* **What is being asked**
Reproduce the full listing below unchanged, apart from the pictures.
#####
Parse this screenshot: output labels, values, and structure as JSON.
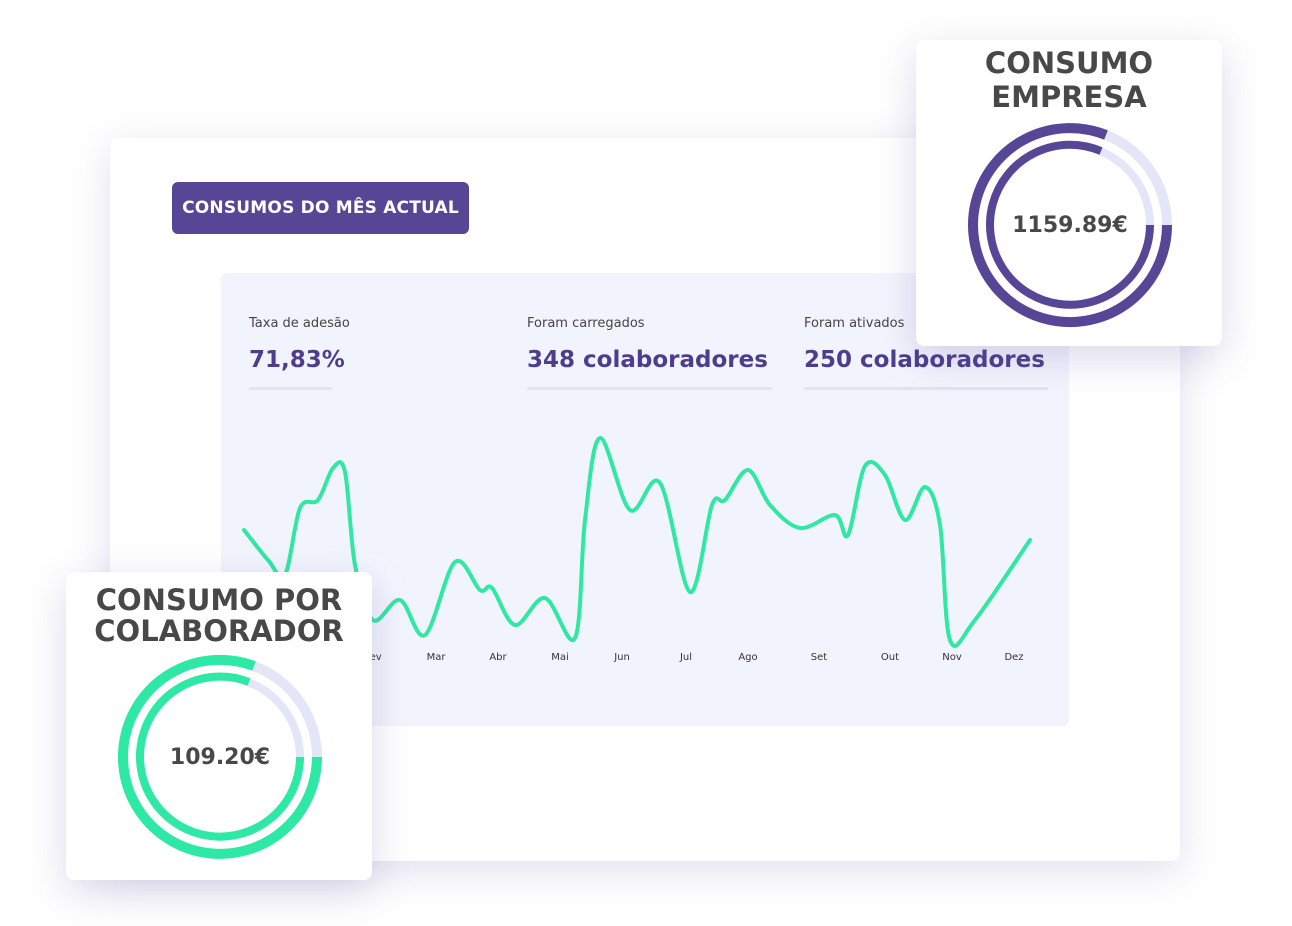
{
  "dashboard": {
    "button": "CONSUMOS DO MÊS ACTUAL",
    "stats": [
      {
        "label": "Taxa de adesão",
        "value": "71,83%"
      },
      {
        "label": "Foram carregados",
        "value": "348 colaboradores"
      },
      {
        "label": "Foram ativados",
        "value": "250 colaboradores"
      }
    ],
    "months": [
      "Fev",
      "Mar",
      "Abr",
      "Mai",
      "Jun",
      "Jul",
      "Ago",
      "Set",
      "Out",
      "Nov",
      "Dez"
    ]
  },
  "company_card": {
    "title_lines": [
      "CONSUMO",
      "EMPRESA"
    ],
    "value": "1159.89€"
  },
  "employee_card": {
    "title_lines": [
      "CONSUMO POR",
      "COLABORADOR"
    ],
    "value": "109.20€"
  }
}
#####
* **The output**
Parse this screenshot: output labels, values, and structure as JSON.
{
  "dashboard": {
    "button": "CONSUMOS DO MÊS ACTUAL",
    "stats": [
      {
        "label": "Taxa de adesão",
        "value": "71,83%"
      },
      {
        "label": "Foram carregados",
        "value": "348 colaboradores"
      },
      {
        "label": "Foram ativados",
        "value": "250 colaboradores"
      }
    ],
    "months": [
      "Fev",
      "Mar",
      "Abr",
      "Mai",
      "Jun",
      "Jul",
      "Ago",
      "Set",
      "Out",
      "Nov",
      "Dez"
    ]
  },
  "company_card": {
    "title_lines": [
      "CONSUMO",
      "EMPRESA"
    ],
    "value": "1159.89€"
  },
  "employee_card": {
    "title_lines": [
      "CONSUMO POR",
      "COLABORADOR"
    ],
    "value": "109.20€"
  }
}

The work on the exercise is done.